**Written task**
Output each entry below as it stands, leaving out every picture.

**Excerpted data**
--

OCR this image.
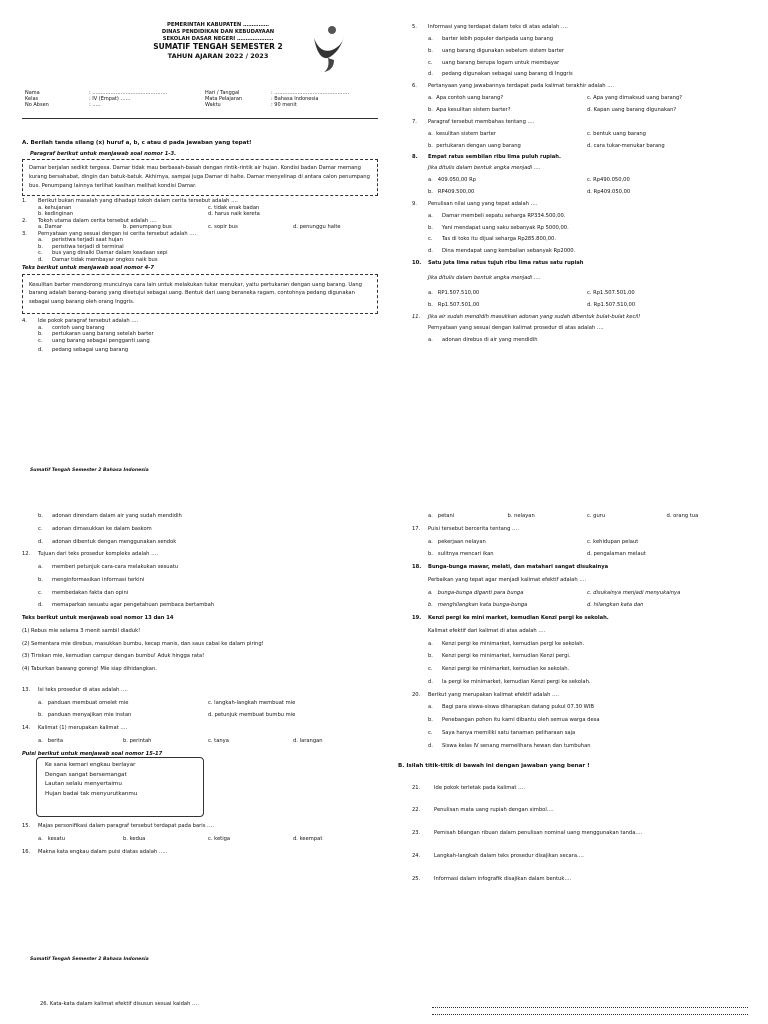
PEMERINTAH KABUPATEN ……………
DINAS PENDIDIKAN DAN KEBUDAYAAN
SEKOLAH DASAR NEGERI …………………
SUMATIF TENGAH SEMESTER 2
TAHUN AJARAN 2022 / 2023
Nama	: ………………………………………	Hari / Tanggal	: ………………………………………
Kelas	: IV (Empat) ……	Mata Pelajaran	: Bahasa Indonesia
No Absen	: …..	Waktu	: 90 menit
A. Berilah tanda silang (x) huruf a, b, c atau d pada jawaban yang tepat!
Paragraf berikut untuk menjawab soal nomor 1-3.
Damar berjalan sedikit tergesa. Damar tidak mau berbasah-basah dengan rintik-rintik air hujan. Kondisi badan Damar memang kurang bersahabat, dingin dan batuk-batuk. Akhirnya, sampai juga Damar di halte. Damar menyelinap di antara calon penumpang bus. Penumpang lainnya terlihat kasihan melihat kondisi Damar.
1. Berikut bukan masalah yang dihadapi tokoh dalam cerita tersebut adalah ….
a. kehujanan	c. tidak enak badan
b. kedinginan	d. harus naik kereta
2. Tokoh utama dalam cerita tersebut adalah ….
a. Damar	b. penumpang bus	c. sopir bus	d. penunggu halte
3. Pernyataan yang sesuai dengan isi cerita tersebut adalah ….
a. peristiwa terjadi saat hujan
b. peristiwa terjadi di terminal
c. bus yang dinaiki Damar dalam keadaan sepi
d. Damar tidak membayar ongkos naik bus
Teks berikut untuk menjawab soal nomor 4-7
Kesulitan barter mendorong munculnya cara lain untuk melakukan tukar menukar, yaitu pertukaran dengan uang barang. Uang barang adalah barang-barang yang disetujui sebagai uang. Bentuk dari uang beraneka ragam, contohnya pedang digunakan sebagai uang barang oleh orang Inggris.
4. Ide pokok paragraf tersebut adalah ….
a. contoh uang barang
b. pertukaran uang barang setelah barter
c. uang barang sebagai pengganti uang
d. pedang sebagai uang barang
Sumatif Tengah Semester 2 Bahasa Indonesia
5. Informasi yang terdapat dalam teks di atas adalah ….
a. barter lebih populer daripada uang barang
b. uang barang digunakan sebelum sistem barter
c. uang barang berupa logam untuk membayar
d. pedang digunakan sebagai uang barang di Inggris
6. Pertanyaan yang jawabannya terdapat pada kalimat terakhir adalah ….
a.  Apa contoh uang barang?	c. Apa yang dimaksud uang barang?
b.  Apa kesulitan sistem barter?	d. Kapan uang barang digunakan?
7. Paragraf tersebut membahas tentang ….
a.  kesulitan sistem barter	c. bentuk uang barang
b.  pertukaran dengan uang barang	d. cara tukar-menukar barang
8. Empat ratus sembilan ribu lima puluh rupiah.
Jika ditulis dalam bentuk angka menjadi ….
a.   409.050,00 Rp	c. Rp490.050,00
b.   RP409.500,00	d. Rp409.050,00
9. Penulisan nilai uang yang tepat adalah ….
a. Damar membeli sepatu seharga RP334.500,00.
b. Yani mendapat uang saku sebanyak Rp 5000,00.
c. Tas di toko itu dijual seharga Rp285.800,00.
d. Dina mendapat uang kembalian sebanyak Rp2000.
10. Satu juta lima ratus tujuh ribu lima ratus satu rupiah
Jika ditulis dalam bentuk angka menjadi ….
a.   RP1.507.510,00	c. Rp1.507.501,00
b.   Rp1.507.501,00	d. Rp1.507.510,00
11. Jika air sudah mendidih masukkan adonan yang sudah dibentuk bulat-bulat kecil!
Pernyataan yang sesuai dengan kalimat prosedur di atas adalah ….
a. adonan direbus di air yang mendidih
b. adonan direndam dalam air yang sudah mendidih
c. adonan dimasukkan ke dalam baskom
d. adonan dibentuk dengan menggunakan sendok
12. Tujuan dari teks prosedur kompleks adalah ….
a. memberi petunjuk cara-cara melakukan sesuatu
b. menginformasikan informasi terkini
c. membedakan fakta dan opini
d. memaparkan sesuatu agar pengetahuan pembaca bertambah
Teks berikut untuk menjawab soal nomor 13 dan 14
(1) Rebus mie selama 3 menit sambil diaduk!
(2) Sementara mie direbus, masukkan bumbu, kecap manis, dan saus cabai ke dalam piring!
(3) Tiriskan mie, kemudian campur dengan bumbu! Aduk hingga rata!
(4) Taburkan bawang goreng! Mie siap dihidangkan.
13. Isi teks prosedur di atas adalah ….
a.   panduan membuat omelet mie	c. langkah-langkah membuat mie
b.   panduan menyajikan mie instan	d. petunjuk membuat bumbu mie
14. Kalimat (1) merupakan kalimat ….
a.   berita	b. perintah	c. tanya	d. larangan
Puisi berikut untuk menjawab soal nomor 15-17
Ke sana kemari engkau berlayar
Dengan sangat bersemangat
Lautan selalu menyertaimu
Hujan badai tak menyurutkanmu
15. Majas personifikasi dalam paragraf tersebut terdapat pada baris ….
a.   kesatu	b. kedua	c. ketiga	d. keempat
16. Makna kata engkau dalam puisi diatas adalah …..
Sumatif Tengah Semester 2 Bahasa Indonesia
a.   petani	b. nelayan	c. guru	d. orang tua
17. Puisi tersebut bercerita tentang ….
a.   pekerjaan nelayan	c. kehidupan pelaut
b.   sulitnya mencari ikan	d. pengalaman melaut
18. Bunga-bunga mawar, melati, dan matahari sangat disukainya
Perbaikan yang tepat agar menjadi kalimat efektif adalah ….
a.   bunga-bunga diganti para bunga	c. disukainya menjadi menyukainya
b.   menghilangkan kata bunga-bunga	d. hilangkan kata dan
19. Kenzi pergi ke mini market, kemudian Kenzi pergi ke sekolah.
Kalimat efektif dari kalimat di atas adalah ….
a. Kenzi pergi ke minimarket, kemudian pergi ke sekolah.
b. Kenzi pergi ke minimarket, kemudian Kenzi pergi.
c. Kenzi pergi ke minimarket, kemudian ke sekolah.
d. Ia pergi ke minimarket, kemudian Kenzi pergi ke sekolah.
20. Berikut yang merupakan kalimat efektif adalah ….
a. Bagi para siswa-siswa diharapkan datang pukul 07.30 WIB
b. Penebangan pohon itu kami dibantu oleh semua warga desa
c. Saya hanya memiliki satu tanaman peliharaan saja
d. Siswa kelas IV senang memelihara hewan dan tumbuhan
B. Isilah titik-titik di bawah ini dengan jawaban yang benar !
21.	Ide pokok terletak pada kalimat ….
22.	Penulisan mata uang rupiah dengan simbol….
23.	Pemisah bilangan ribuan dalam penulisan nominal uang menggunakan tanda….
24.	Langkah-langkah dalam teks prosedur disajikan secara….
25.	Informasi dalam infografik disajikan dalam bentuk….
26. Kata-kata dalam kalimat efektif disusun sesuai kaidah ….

--

**Completed task**
OCR this image.
PEMERINTAH KABUPATEN ……………
DINAS PENDIDIKAN DAN KEBUDAYAAN
SEKOLAH DASAR NEGERI …………………
SUMATIF TENGAH SEMESTER 2
TAHUN AJARAN 2022 / 2023
Nama	: ………………………………………	Hari / Tanggal	: ………………………………………
Kelas	: IV (Empat) ……	Mata Pelajaran	: Bahasa Indonesia
No Absen	: …..	Waktu	: 90 menit
A. Berilah tanda silang (x) huruf a, b, c atau d pada jawaban yang tepat!
Paragraf berikut untuk menjawab soal nomor 1-3.
Damar berjalan sedikit tergesa. Damar tidak mau berbasah-basah dengan rintik-rintik air hujan. Kondisi badan Damar memang kurang bersahabat, dingin dan batuk-batuk. Akhirnya, sampai juga Damar di halte. Damar menyelinap di antara calon penumpang bus. Penumpang lainnya terlihat kasihan melihat kondisi Damar.
1. Berikut bukan masalah yang dihadapi tokoh dalam cerita tersebut adalah ….
a. kehujanan	c. tidak enak badan
b. kedinginan	d. harus naik kereta
2. Tokoh utama dalam cerita tersebut adalah ….
a. Damar	b. penumpang bus	c. sopir bus	d. penunggu halte
3. Pernyataan yang sesuai dengan isi cerita tersebut adalah ….
a. peristiwa terjadi saat hujan
b. peristiwa terjadi di terminal
c. bus yang dinaiki Damar dalam keadaan sepi
d. Damar tidak membayar ongkos naik bus
Teks berikut untuk menjawab soal nomor 4-7
Kesulitan barter mendorong munculnya cara lain untuk melakukan tukar menukar, yaitu pertukaran dengan uang barang. Uang barang adalah barang-barang yang disetujui sebagai uang. Bentuk dari uang beraneka ragam, contohnya pedang digunakan sebagai uang barang oleh orang Inggris.
4. Ide pokok paragraf tersebut adalah ….
a. contoh uang barang
b. pertukaran uang barang setelah barter
c. uang barang sebagai pengganti uang
d. pedang sebagai uang barang
Sumatif Tengah Semester 2 Bahasa Indonesia
5. Informasi yang terdapat dalam teks di atas adalah ….
a. barter lebih populer daripada uang barang
b. uang barang digunakan sebelum sistem barter
c. uang barang berupa logam untuk membayar
d. pedang digunakan sebagai uang barang di Inggris
6. Pertanyaan yang jawabannya terdapat pada kalimat terakhir adalah ….
a.  Apa contoh uang barang?	c. Apa yang dimaksud uang barang?
b.  Apa kesulitan sistem barter?	d. Kapan uang barang digunakan?
7. Paragraf tersebut membahas tentang ….
a.  kesulitan sistem barter	c. bentuk uang barang
b.  pertukaran dengan uang barang	d. cara tukar-menukar barang
8. Empat ratus sembilan ribu lima puluh rupiah.
Jika ditulis dalam bentuk angka menjadi ….
a.   409.050,00 Rp	c. Rp490.050,00
b.   RP409.500,00	d. Rp409.050,00
9. Penulisan nilai uang yang tepat adalah ….
a. Damar membeli sepatu seharga RP334.500,00.
b. Yani mendapat uang saku sebanyak Rp 5000,00.
c. Tas di toko itu dijual seharga Rp285.800,00.
d. Dina mendapat uang kembalian sebanyak Rp2000.
10. Satu juta lima ratus tujuh ribu lima ratus satu rupiah
Jika ditulis dalam bentuk angka menjadi ….
a.   RP1.507.510,00	c. Rp1.507.501,00
b.   Rp1.507.501,00	d. Rp1.507.510,00
11. Jika air sudah mendidih masukkan adonan yang sudah dibentuk bulat-bulat kecil!
Pernyataan yang sesuai dengan kalimat prosedur di atas adalah ….
a. adonan direbus di air yang mendidih
b. adonan direndam dalam air yang sudah mendidih
c. adonan dimasukkan ke dalam baskom
d. adonan dibentuk dengan menggunakan sendok
12. Tujuan dari teks prosedur kompleks adalah ….
a. memberi petunjuk cara-cara melakukan sesuatu
b. menginformasikan informasi terkini
c. membedakan fakta dan opini
d. memaparkan sesuatu agar pengetahuan pembaca bertambah
Teks berikut untuk menjawab soal nomor 13 dan 14
(1) Rebus mie selama 3 menit sambil diaduk!
(2) Sementara mie direbus, masukkan bumbu, kecap manis, dan saus cabai ke dalam piring!
(3) Tiriskan mie, kemudian campur dengan bumbu! Aduk hingga rata!
(4) Taburkan bawang goreng! Mie siap dihidangkan.
13. Isi teks prosedur di atas adalah ….
a.   panduan membuat omelet mie	c. langkah-langkah membuat mie
b.   panduan menyajikan mie instan	d. petunjuk membuat bumbu mie
14. Kalimat (1) merupakan kalimat ….
a.   berita	b. perintah	c. tanya	d. larangan
Puisi berikut untuk menjawab soal nomor 15-17
Ke sana kemari engkau berlayar
Dengan sangat bersemangat
Lautan selalu menyertaimu
Hujan badai tak menyurutkanmu
15. Majas personifikasi dalam paragraf tersebut terdapat pada baris ….
a.   kesatu	b. kedua	c. ketiga	d. keempat
16. Makna kata engkau dalam puisi diatas adalah …..
Sumatif Tengah Semester 2 Bahasa Indonesia
a.   petani	b. nelayan	c. guru	d. orang tua
17. Puisi tersebut bercerita tentang ….
a.   pekerjaan nelayan	c. kehidupan pelaut
b.   sulitnya mencari ikan	d. pengalaman melaut
18. Bunga-bunga mawar, melati, dan matahari sangat disukainya
Perbaikan yang tepat agar menjadi kalimat efektif adalah ….
a.   bunga-bunga diganti para bunga	c. disukainya menjadi menyukainya
b.   menghilangkan kata bunga-bunga	d. hilangkan kata dan
19. Kenzi pergi ke mini market, kemudian Kenzi pergi ke sekolah.
Kalimat efektif dari kalimat di atas adalah ….
a. Kenzi pergi ke minimarket, kemudian pergi ke sekolah.
b. Kenzi pergi ke minimarket, kemudian Kenzi pergi.
c. Kenzi pergi ke minimarket, kemudian ke sekolah.
d. Ia pergi ke minimarket, kemudian Kenzi pergi ke sekolah.
20. Berikut yang merupakan kalimat efektif adalah ….
a. Bagi para siswa-siswa diharapkan datang pukul 07.30 WIB
b. Penebangan pohon itu kami dibantu oleh semua warga desa
c. Saya hanya memiliki satu tanaman peliharaan saja
d. Siswa kelas IV senang memelihara hewan dan tumbuhan
B. Isilah titik-titik di bawah ini dengan jawaban yang benar !
21.	Ide pokok terletak pada kalimat ….
22.	Penulisan mata uang rupiah dengan simbol….
23.	Pemisah bilangan ribuan dalam penulisan nominal uang menggunakan tanda….
24.	Langkah-langkah dalam teks prosedur disajikan secara….
25.	Informasi dalam infografik disajikan dalam bentuk….
26. Kata-kata dalam kalimat efektif disusun sesuai kaidah ….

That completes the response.